--- Start ---
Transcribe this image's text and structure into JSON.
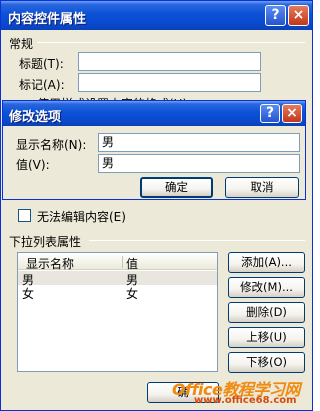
{
  "main": {
    "title": "内容控件属性",
    "help_glyph": "?",
    "close_glyph": "×",
    "general_group": "常规",
    "title_label": "标题(T):",
    "tag_label": "标记(A):",
    "style_checkbox_label": "使用样式设置内容的格式(U)",
    "locked_group_hidden": "",
    "noedit_label": "无法编辑内容(E)",
    "dropdown_group": "下拉列表属性",
    "list_headers": [
      "显示名称",
      "值"
    ],
    "list_rows": [
      {
        "name": "男",
        "value": "男"
      },
      {
        "name": "女",
        "value": "女"
      }
    ],
    "buttons": {
      "add": "添加(A)...",
      "modify": "修改(M)...",
      "delete": "删除(D)",
      "up": "上移(U)",
      "down": "下移(O)",
      "ok_partial": "确"
    }
  },
  "modify_dialog": {
    "title": "修改选项",
    "help_glyph": "?",
    "close_glyph": "×",
    "display_name_label": "显示名称(N):",
    "display_name_value": "男",
    "value_label": "值(V):",
    "value_value": "男",
    "ok": "确定",
    "cancel": "取消"
  },
  "watermark": {
    "line1": "Office教程学习网",
    "line2": "www.office68.com"
  }
}
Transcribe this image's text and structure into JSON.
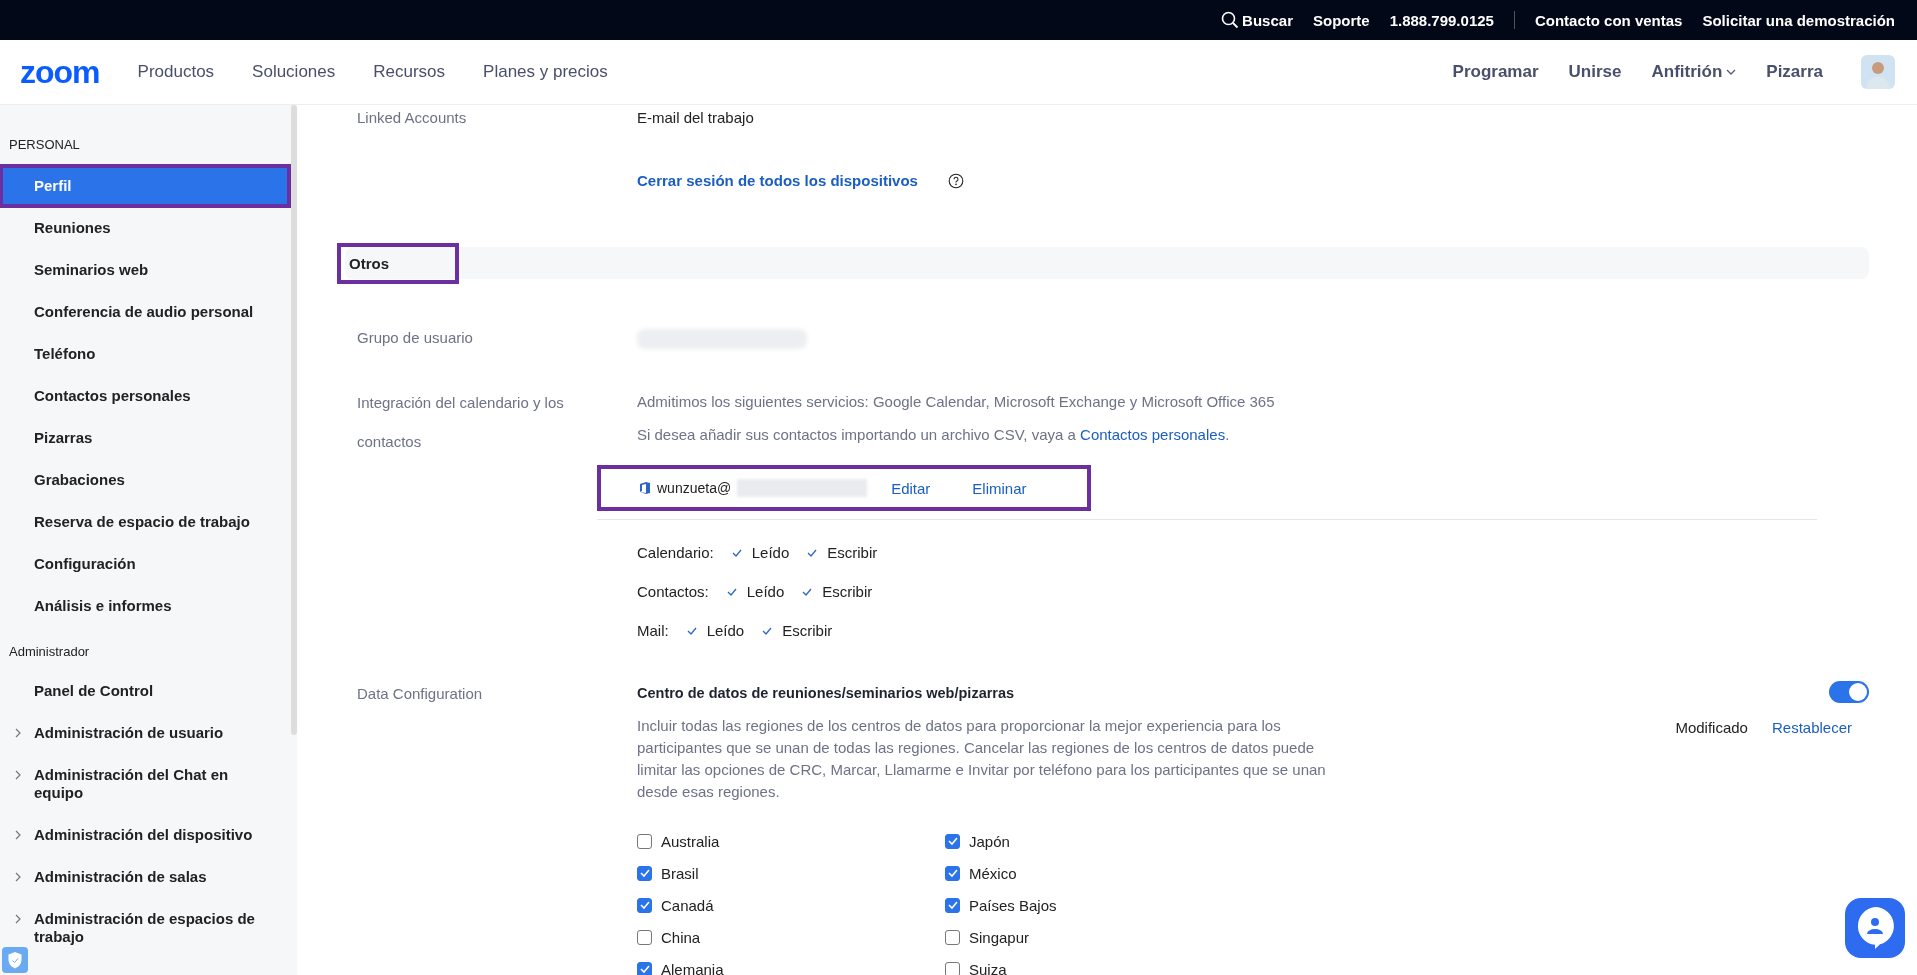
{
  "top_bar": {
    "search": "Buscar",
    "links": [
      "Soporte",
      "1.888.799.0125",
      "Contacto con ventas",
      "Solicitar una demostración"
    ]
  },
  "nav": {
    "logo": "zoom",
    "left": [
      "Productos",
      "Soluciones",
      "Recursos",
      "Planes y precios"
    ],
    "right": [
      {
        "label": "Programar",
        "dropdown": false
      },
      {
        "label": "Unirse",
        "dropdown": false
      },
      {
        "label": "Anfitrión",
        "dropdown": true
      },
      {
        "label": "Pizarra",
        "dropdown": false
      }
    ]
  },
  "sidebar": {
    "sections": [
      {
        "title": "PERSONAL",
        "items": [
          {
            "label": "Perfil",
            "selected": true,
            "highlighted": true,
            "expandable": false
          },
          {
            "label": "Reuniones",
            "selected": false,
            "highlighted": false,
            "expandable": false
          },
          {
            "label": "Seminarios web",
            "selected": false,
            "highlighted": false,
            "expandable": false
          },
          {
            "label": "Conferencia de audio personal",
            "selected": false,
            "highlighted": false,
            "expandable": false
          },
          {
            "label": "Teléfono",
            "selected": false,
            "highlighted": false,
            "expandable": false
          },
          {
            "label": "Contactos personales",
            "selected": false,
            "highlighted": false,
            "expandable": false
          },
          {
            "label": "Pizarras",
            "selected": false,
            "highlighted": false,
            "expandable": false
          },
          {
            "label": "Grabaciones",
            "selected": false,
            "highlighted": false,
            "expandable": false
          },
          {
            "label": "Reserva de espacio de trabajo",
            "selected": false,
            "highlighted": false,
            "expandable": false
          },
          {
            "label": "Configuración",
            "selected": false,
            "highlighted": false,
            "expandable": false
          },
          {
            "label": "Análisis e informes",
            "selected": false,
            "highlighted": false,
            "expandable": false
          }
        ]
      },
      {
        "title": "Administrador",
        "items": [
          {
            "label": "Panel de Control",
            "selected": false,
            "highlighted": false,
            "expandable": false
          },
          {
            "label": "Administración de usuario",
            "selected": false,
            "highlighted": false,
            "expandable": true
          },
          {
            "label": "Administración del Chat en equipo",
            "selected": false,
            "highlighted": false,
            "expandable": true
          },
          {
            "label": "Administración del dispositivo",
            "selected": false,
            "highlighted": false,
            "expandable": true
          },
          {
            "label": "Administración de salas",
            "selected": false,
            "highlighted": false,
            "expandable": true
          },
          {
            "label": "Administración de espacios de trabajo",
            "selected": false,
            "highlighted": false,
            "expandable": true
          }
        ]
      }
    ]
  },
  "linked_accounts": {
    "label": "Linked Accounts",
    "value": "E-mail del trabajo",
    "signout_link": "Cerrar sesión de todos los dispositivos"
  },
  "section": {
    "title": "Otros",
    "highlighted": true
  },
  "user_group": {
    "label": "Grupo de usuario"
  },
  "calendar_integration": {
    "label": "Integración del calendario y los contactos",
    "services": "Admitimos los siguientes servicios: Google Calendar, Microsoft Exchange y Microsoft Office 365",
    "csv_text": "Si desea añadir sus contactos importando un archivo CSV, vaya a",
    "csv_link": "Contactos personales",
    "csv_end": ".",
    "account": {
      "email": "wunzueta@",
      "edit": "Editar",
      "delete": "Eliminar",
      "highlighted": true
    },
    "permissions": [
      {
        "label": "Calendario:",
        "items": [
          {
            "label": "Leído",
            "checked": true
          },
          {
            "label": "Escribir",
            "checked": true
          }
        ]
      },
      {
        "label": "Contactos:",
        "items": [
          {
            "label": "Leído",
            "checked": true
          },
          {
            "label": "Escribir",
            "checked": true
          }
        ]
      },
      {
        "label": "Mail:",
        "items": [
          {
            "label": "Leído",
            "checked": true
          },
          {
            "label": "Escribir",
            "checked": true
          }
        ]
      }
    ]
  },
  "data_configuration": {
    "label": "Data Configuration",
    "title": "Centro de datos de reuniones/seminarios web/pizarras",
    "on": true,
    "description": "Incluir todas las regiones de los centros de datos para proporcionar la mejor experiencia para los participantes que se unan de todas las regiones. Cancelar las regiones de los centros de datos puede limitar las opciones de CRC, Marcar, Llamarme e Invitar por teléfono para los participantes que se unan desde esas regiones.",
    "status": "Modificado",
    "reset": "Restablecer",
    "regions": [
      {
        "label": "Australia",
        "checked": false
      },
      {
        "label": "Brasil",
        "checked": true
      },
      {
        "label": "Canadá",
        "checked": true
      },
      {
        "label": "China",
        "checked": false
      },
      {
        "label": "Alemania",
        "checked": true
      },
      {
        "label": "Japón",
        "checked": true
      },
      {
        "label": "México",
        "checked": true
      },
      {
        "label": "Países Bajos",
        "checked": true
      },
      {
        "label": "Singapur",
        "checked": false
      },
      {
        "label": "Suiza",
        "checked": false
      }
    ]
  }
}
--- End ---
Leave out the pictures and transcribe the entries above exactly.

### OUTPUT FOR THIS EXERCISE
Transcribe this image's text and structure into JSON.
{
  "main": {
    "title": "内容控件属性",
    "help_glyph": "?",
    "close_glyph": "×",
    "general_group": "常规",
    "title_label": "标题(T):",
    "tag_label": "标记(A):",
    "style_checkbox_label": "使用样式设置内容的格式(U)",
    "locked_group_hidden": "",
    "noedit_label": "无法编辑内容(E)",
    "dropdown_group": "下拉列表属性",
    "list_headers": [
      "显示名称",
      "值"
    ],
    "list_rows": [
      {
        "name": "男",
        "value": "男"
      },
      {
        "name": "女",
        "value": "女"
      }
    ],
    "buttons": {
      "add": "添加(A)...",
      "modify": "修改(M)...",
      "delete": "删除(D)",
      "up": "上移(U)",
      "down": "下移(O)",
      "ok_partial": "确"
    }
  },
  "modify_dialog": {
    "title": "修改选项",
    "help_glyph": "?",
    "close_glyph": "×",
    "display_name_label": "显示名称(N):",
    "display_name_value": "男",
    "value_label": "值(V):",
    "value_value": "男",
    "ok": "确定",
    "cancel": "取消"
  },
  "watermark": {
    "line1": "Office教程学习网",
    "line2": "www.office68.com"
  }
}
Transcribe this image's text and structure into JSON.
{
  "top_bar": {
    "search": "Buscar",
    "links": [
      "Soporte",
      "1.888.799.0125",
      "Contacto con ventas",
      "Solicitar una demostración"
    ]
  },
  "nav": {
    "logo": "zoom",
    "left": [
      "Productos",
      "Soluciones",
      "Recursos",
      "Planes y precios"
    ],
    "right": [
      {
        "label": "Programar",
        "dropdown": false
      },
      {
        "label": "Unirse",
        "dropdown": false
      },
      {
        "label": "Anfitrión",
        "dropdown": true
      },
      {
        "label": "Pizarra",
        "dropdown": false
      }
    ]
  },
  "sidebar": {
    "sections": [
      {
        "title": "PERSONAL",
        "items": [
          {
            "label": "Perfil",
            "selected": true,
            "highlighted": true,
            "expandable": false
          },
          {
            "label": "Reuniones",
            "selected": false,
            "highlighted": false,
            "expandable": false
          },
          {
            "label": "Seminarios web",
            "selected": false,
            "highlighted": false,
            "expandable": false
          },
          {
            "label": "Conferencia de audio personal",
            "selected": false,
            "highlighted": false,
            "expandable": false
          },
          {
            "label": "Teléfono",
            "selected": false,
            "highlighted": false,
            "expandable": false
          },
          {
            "label": "Contactos personales",
            "selected": false,
            "highlighted": false,
            "expandable": false
          },
          {
            "label": "Pizarras",
            "selected": false,
            "highlighted": false,
            "expandable": false
          },
          {
            "label": "Grabaciones",
            "selected": false,
            "highlighted": false,
            "expandable": false
          },
          {
            "label": "Reserva de espacio de trabajo",
            "selected": false,
            "highlighted": false,
            "expandable": false
          },
          {
            "label": "Configuración",
            "selected": false,
            "highlighted": false,
            "expandable": false
          },
          {
            "label": "Análisis e informes",
            "selected": false,
            "highlighted": false,
            "expandable": false
          }
        ]
      },
      {
        "title": "Administrador",
        "items": [
          {
            "label": "Panel de Control",
            "selected": false,
            "highlighted": false,
            "expandable": false
          },
          {
            "label": "Administración de usuario",
            "selected": false,
            "highlighted": false,
            "expandable": true
          },
          {
            "label": "Administración del Chat en equipo",
            "selected": false,
            "highlighted": false,
            "expandable": true
          },
          {
            "label": "Administración del dispositivo",
            "selected": false,
            "highlighted": false,
            "expandable": true
          },
          {
            "label": "Administración de salas",
            "selected": false,
            "highlighted": false,
            "expandable": true
          },
          {
            "label": "Administración de espacios de trabajo",
            "selected": false,
            "highlighted": false,
            "expandable": true
          }
        ]
      }
    ]
  },
  "linked_accounts": {
    "label": "Linked Accounts",
    "value": "E-mail del trabajo",
    "signout_link": "Cerrar sesión de todos los dispositivos"
  },
  "section": {
    "title": "Otros",
    "highlighted": true
  },
  "user_group": {
    "label": "Grupo de usuario"
  },
  "calendar_integration": {
    "label": "Integración del calendario y los contactos",
    "services": "Admitimos los siguientes servicios: Google Calendar, Microsoft Exchange y Microsoft Office 365",
    "csv_text": "Si desea añadir sus contactos importando un archivo CSV, vaya a",
    "csv_link": "Contactos personales",
    "csv_end": ".",
    "account": {
      "email": "wunzueta@",
      "edit": "Editar",
      "delete": "Eliminar",
      "highlighted": true
    },
    "permissions": [
      {
        "label": "Calendario:",
        "items": [
          {
            "label": "Leído",
            "checked": true
          },
          {
            "label": "Escribir",
            "checked": true
          }
        ]
      },
      {
        "label": "Contactos:",
        "items": [
          {
            "label": "Leído",
            "checked": true
          },
          {
            "label": "Escribir",
            "checked": true
          }
        ]
      },
      {
        "label": "Mail:",
        "items": [
          {
            "label": "Leído",
            "checked": true
          },
          {
            "label": "Escribir",
            "checked": true
          }
        ]
      }
    ]
  },
  "data_configuration": {
    "label": "Data Configuration",
    "title": "Centro de datos de reuniones/seminarios web/pizarras",
    "on": true,
    "description": "Incluir todas las regiones de los centros de datos para proporcionar la mejor experiencia para los participantes que se unan de todas las regiones. Cancelar las regiones de los centros de datos puede limitar las opciones de CRC, Marcar, Llamarme e Invitar por teléfono para los participantes que se unan desde esas regiones.",
    "status": "Modificado",
    "reset": "Restablecer",
    "regions": [
      {
        "label": "Australia",
        "checked": false
      },
      {
        "label": "Brasil",
        "checked": true
      },
      {
        "label": "Canadá",
        "checked": true
      },
      {
        "label": "China",
        "checked": false
      },
      {
        "label": "Alemania",
        "checked": true
      },
      {
        "label": "Japón",
        "checked": true
      },
      {
        "label": "México",
        "checked": true
      },
      {
        "label": "Países Bajos",
        "checked": true
      },
      {
        "label": "Singapur",
        "checked": false
      },
      {
        "label": "Suiza",
        "checked": false
      }
    ]
  }
}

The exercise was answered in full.